OBJECTIVE
Copy every line in which the string "Pickling" occurs.

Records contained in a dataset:
★ ★ ★

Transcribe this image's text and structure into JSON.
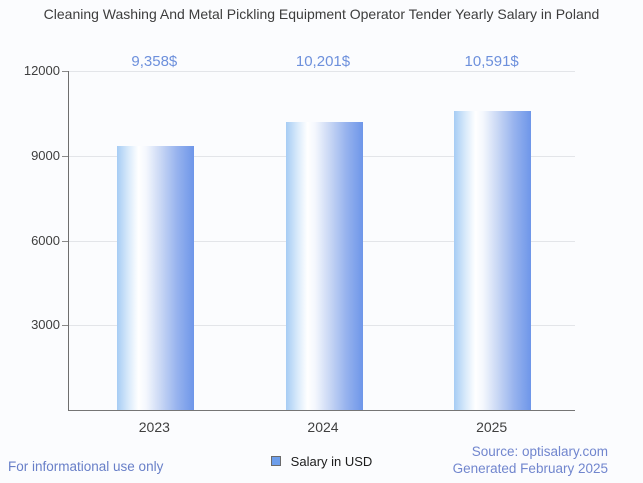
{
  "title": "Cleaning Washing And Metal Pickling Equipment Operator Tender Yearly Salary in Poland",
  "chart_data": {
    "type": "bar",
    "categories": [
      "2023",
      "2024",
      "2025"
    ],
    "values": [
      9358,
      10201,
      10591
    ],
    "value_labels": [
      "9,358$",
      "10,201$",
      "10,591$"
    ],
    "series_name": "Salary in USD",
    "ylim": [
      0,
      12000
    ],
    "yticks": [
      12000,
      9000,
      6000,
      3000
    ],
    "ytick_labels": [
      "12000",
      "9000",
      "6000",
      "3000"
    ],
    "grid": true,
    "legend_position": "bottom",
    "title_text": "Cleaning Washing And Metal Pickling Equipment Operator Tender Yearly Salary in Poland"
  },
  "colors": {
    "value_label": "#6d90dc",
    "bar_left": "#a6ccf4",
    "bar_mid": "#ffffff",
    "bar_right": "#6e96e9",
    "legend_marker": "#6d9eeb",
    "footer_blue": "#687fc8",
    "source_blue": "#7186ce"
  },
  "legend": {
    "label": "Salary in USD"
  },
  "footer": {
    "disclaimer": "For informational use only",
    "source": "Source: optisalary.com",
    "generated": "Generated February 2025"
  }
}
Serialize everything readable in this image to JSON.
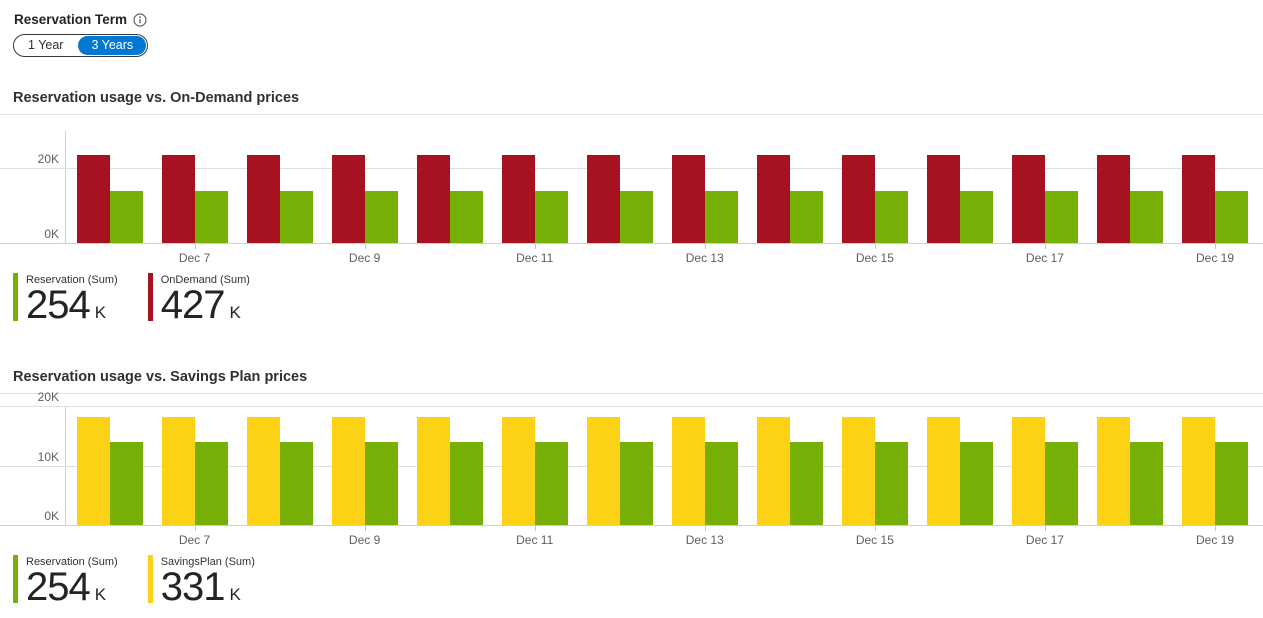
{
  "reservation_term": {
    "label": "Reservation Term",
    "options": [
      {
        "label": "1 Year",
        "selected": false
      },
      {
        "label": "3 Years",
        "selected": true
      }
    ]
  },
  "colors": {
    "reservation_green": "#76b007",
    "ondemand_red": "#a6121f",
    "savingsplan_yellow": "#fcd116",
    "selected_toggle_blue": "#0078d4",
    "axis_text_gray": "#605e5c"
  },
  "chart_data": [
    {
      "type": "bar",
      "title": "Reservation usage vs. On-Demand prices",
      "categories": [
        "Dec 6",
        "Dec 7",
        "Dec 8",
        "Dec 9",
        "Dec 10",
        "Dec 11",
        "Dec 12",
        "Dec 13",
        "Dec 14",
        "Dec 15",
        "Dec 16",
        "Dec 17",
        "Dec 18",
        "Dec 19"
      ],
      "x_tick_labels": [
        "Dec 7",
        "Dec 9",
        "Dec 11",
        "Dec 13",
        "Dec 15",
        "Dec 17",
        "Dec 19"
      ],
      "series": [
        {
          "name": "OnDemand (Sum)",
          "color": "#a6121f",
          "values": [
            23500,
            23500,
            23500,
            23500,
            23500,
            23500,
            23500,
            23500,
            23500,
            23500,
            23500,
            23500,
            23500,
            23500
          ]
        },
        {
          "name": "Reservation (Sum)",
          "color": "#76b007",
          "values": [
            13900,
            13900,
            13900,
            13900,
            13900,
            13900,
            13900,
            13900,
            13900,
            13900,
            13900,
            13900,
            13900,
            13900
          ]
        }
      ],
      "ylim": [
        0,
        29900
      ],
      "y_ticks": [
        {
          "label": "0K",
          "value": 0
        },
        {
          "label": "20K",
          "value": 20000
        }
      ],
      "grid": true,
      "legend_position": "bottom-left",
      "legend": [
        {
          "label": "Reservation (Sum)",
          "value": "254",
          "unit": "K",
          "color": "#76b007"
        },
        {
          "label": "OnDemand (Sum)",
          "value": "427",
          "unit": "K",
          "color": "#a6121f"
        }
      ]
    },
    {
      "type": "bar",
      "title": "Reservation usage vs. Savings Plan prices",
      "categories": [
        "Dec 6",
        "Dec 7",
        "Dec 8",
        "Dec 9",
        "Dec 10",
        "Dec 11",
        "Dec 12",
        "Dec 13",
        "Dec 14",
        "Dec 15",
        "Dec 16",
        "Dec 17",
        "Dec 18",
        "Dec 19"
      ],
      "x_tick_labels": [
        "Dec 7",
        "Dec 9",
        "Dec 11",
        "Dec 13",
        "Dec 15",
        "Dec 17",
        "Dec 19"
      ],
      "series": [
        {
          "name": "SavingsPlan (Sum)",
          "color": "#fcd116",
          "values": [
            18100,
            18100,
            18100,
            18100,
            18100,
            18100,
            18100,
            18100,
            18100,
            18100,
            18100,
            18100,
            18100,
            18100
          ]
        },
        {
          "name": "Reservation (Sum)",
          "color": "#76b007",
          "values": [
            13900,
            13900,
            13900,
            13900,
            13900,
            13900,
            13900,
            13900,
            13900,
            13900,
            13900,
            13900,
            13900,
            13900
          ]
        }
      ],
      "ylim": [
        0,
        20000
      ],
      "y_ticks": [
        {
          "label": "0K",
          "value": 0
        },
        {
          "label": "10K",
          "value": 10000
        },
        {
          "label": "20K",
          "value": 20000
        }
      ],
      "grid": true,
      "legend_position": "bottom-left",
      "legend": [
        {
          "label": "Reservation (Sum)",
          "value": "254",
          "unit": "K",
          "color": "#76b007"
        },
        {
          "label": "SavingsPlan (Sum)",
          "value": "331",
          "unit": "K",
          "color": "#fcd116"
        }
      ]
    }
  ]
}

★ ★ ★

EXPECTED ANSWER
  "title": "Cleaning Washing And Metal Pickling Equipment Operator Tender Yearly Salary in Poland",
    "title_text": "Cleaning Washing And Metal Pickling Equipment Operator Tender Yearly Salary in Poland"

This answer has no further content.